• Stated exercise
In the entries below, count every line containing "that". Reply with the number alone.

• Listed records
--- Begin ---
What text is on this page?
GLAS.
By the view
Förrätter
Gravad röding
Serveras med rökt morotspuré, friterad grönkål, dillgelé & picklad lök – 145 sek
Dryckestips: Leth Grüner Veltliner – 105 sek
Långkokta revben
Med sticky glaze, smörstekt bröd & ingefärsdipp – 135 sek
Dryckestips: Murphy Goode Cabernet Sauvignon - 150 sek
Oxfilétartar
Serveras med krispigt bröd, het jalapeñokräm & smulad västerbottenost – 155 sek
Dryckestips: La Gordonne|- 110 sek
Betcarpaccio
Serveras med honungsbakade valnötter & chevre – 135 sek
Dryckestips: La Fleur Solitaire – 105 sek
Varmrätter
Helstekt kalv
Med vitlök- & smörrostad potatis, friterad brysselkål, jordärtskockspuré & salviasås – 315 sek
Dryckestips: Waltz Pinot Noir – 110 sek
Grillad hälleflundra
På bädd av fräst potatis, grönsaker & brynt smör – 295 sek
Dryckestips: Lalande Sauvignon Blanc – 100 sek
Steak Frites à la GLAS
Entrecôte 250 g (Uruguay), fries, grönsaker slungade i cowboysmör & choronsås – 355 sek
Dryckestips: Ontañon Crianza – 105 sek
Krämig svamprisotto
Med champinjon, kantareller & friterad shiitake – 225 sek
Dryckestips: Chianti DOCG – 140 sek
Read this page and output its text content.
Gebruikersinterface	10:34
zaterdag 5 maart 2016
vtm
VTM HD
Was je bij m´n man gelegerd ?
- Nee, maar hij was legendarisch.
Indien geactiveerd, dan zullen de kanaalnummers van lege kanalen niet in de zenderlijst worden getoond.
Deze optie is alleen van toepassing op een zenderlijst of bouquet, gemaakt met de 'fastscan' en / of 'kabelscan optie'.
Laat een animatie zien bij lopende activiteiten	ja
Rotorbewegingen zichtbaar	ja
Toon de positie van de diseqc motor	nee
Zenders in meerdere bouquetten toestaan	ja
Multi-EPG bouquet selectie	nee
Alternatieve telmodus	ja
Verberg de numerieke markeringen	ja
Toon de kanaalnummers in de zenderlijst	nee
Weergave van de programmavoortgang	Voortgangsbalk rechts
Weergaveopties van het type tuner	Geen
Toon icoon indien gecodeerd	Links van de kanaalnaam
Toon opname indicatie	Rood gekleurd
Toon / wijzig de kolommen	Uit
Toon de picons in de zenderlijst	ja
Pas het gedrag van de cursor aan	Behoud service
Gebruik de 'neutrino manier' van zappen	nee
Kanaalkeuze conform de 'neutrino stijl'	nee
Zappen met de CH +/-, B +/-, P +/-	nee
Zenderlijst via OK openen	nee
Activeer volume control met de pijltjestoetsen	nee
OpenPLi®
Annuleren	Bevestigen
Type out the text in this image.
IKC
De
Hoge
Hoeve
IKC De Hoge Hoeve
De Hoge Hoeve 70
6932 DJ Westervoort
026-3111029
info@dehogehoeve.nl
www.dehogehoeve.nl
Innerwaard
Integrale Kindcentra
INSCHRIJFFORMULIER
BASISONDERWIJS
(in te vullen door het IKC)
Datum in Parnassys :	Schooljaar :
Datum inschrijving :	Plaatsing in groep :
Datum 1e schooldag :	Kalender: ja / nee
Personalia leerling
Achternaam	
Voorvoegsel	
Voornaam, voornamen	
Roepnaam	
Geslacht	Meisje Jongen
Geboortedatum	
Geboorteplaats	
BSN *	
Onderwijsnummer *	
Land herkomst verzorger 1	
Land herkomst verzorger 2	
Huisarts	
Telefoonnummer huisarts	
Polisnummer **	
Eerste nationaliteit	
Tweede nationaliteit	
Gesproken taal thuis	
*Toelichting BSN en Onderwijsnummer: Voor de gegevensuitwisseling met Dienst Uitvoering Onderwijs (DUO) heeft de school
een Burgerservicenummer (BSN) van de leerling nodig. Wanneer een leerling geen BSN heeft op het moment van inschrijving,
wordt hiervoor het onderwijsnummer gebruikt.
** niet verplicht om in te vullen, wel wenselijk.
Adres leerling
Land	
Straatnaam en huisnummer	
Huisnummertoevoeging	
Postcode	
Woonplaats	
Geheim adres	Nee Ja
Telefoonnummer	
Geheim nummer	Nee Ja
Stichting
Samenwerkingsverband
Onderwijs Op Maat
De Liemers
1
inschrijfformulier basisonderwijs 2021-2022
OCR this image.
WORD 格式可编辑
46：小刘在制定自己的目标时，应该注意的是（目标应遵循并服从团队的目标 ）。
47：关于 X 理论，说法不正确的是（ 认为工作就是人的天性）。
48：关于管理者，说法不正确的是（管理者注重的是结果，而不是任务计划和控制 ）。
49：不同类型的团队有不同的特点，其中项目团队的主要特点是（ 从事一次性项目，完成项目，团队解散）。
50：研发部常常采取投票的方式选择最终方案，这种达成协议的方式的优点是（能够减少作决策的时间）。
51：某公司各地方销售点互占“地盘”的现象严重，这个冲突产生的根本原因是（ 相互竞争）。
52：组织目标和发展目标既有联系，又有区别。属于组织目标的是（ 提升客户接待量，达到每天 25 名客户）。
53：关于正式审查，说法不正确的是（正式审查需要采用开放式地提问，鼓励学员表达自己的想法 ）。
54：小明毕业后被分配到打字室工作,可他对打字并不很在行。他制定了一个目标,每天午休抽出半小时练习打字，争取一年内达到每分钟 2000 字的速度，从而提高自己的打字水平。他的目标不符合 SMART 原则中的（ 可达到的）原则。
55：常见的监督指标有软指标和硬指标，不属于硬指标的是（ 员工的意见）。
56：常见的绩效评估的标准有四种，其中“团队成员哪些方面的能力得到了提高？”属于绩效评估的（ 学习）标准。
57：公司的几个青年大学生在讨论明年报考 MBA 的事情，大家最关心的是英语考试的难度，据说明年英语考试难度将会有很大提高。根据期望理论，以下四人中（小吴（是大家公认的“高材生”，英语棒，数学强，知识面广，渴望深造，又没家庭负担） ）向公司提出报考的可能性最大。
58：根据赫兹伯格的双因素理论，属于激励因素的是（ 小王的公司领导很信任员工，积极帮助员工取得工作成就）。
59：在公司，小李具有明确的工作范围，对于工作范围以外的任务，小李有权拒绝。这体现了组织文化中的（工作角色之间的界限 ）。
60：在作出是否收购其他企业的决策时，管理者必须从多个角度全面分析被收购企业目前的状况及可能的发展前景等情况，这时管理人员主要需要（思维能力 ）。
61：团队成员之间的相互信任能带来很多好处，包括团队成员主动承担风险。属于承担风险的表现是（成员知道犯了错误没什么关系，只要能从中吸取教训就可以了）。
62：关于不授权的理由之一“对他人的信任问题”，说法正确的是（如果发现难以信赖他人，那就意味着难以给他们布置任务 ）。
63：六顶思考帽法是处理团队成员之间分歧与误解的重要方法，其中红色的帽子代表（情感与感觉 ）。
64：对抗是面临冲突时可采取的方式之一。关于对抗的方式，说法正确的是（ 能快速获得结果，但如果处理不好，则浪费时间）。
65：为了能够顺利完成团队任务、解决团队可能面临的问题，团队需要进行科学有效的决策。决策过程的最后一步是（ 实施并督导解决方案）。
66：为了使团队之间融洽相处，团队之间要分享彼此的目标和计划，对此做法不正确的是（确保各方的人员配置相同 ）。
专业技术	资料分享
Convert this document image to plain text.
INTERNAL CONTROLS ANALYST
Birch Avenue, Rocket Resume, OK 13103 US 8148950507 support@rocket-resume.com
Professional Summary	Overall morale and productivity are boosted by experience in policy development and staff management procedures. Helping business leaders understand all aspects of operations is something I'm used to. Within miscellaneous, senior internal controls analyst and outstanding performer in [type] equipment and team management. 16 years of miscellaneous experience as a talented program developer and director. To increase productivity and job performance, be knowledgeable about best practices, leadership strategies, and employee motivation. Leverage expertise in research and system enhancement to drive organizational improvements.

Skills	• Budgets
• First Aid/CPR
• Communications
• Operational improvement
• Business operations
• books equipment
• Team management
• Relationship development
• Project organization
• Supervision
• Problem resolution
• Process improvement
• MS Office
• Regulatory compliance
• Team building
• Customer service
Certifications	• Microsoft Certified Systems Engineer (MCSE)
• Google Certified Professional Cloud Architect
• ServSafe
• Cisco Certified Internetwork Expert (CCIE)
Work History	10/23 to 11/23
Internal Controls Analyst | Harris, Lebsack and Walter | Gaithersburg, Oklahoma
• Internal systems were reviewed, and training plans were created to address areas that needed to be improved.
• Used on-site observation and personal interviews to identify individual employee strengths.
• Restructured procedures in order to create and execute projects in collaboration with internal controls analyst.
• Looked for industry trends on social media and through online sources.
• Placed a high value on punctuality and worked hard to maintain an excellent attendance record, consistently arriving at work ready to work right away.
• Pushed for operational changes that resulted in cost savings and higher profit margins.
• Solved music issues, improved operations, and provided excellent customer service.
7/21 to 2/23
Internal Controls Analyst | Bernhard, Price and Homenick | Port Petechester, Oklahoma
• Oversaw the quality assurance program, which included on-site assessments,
--- End ---
• Task result
2